__REQUIREMENTS__: Give back, unchanged, each line from the one containing "Read this page and output its text content." through the last line of the entries below.

__RECORDS__:

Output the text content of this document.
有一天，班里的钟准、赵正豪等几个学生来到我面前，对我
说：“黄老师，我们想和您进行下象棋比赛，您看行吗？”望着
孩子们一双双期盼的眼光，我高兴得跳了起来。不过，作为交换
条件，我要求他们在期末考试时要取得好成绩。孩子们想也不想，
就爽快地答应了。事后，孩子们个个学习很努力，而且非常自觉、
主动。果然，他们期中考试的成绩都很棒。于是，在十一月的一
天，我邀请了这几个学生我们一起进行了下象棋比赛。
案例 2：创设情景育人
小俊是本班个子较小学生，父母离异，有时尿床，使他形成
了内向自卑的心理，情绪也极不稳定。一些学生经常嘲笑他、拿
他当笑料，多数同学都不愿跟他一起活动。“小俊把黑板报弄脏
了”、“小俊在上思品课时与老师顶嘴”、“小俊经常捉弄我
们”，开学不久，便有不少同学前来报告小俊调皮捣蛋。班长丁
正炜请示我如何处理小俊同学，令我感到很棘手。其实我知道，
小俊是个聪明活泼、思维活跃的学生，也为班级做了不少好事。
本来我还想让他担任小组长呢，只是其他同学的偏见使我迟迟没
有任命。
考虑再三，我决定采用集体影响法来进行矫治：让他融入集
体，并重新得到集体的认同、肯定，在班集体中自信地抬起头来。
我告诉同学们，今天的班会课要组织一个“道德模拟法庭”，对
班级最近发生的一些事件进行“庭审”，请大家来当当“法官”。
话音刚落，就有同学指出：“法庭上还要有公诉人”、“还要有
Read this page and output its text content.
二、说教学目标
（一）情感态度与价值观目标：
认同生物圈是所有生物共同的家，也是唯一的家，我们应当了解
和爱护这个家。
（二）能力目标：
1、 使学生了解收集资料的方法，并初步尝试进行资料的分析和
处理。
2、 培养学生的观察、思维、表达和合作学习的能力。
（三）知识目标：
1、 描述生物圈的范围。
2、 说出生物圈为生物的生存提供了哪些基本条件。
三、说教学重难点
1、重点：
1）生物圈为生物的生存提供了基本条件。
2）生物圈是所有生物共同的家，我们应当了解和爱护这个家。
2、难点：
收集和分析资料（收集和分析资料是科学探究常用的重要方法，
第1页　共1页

__ANSWER TO THE PROBLEM__:
Read this page and output its text content.
二、说教学目标
（一）情感态度与价值观目标：
认同生物圈是所有生物共同的家，也是唯一的家，我们应当了解
和爱护这个家。
（二）能力目标：
1、 使学生了解收集资料的方法，并初步尝试进行资料的分析和
处理。
2、 培养学生的观察、思维、表达和合作学习的能力。
（三）知识目标：
1、 描述生物圈的范围。
2、 说出生物圈为生物的生存提供了哪些基本条件。
三、说教学重难点
1、重点：
1）生物圈为生物的生存提供了基本条件。
2）生物圈是所有生物共同的家，我们应当了解和爱护这个家。
2、难点：
收集和分析资料（收集和分析资料是科学探究常用的重要方法，
第1页　共1页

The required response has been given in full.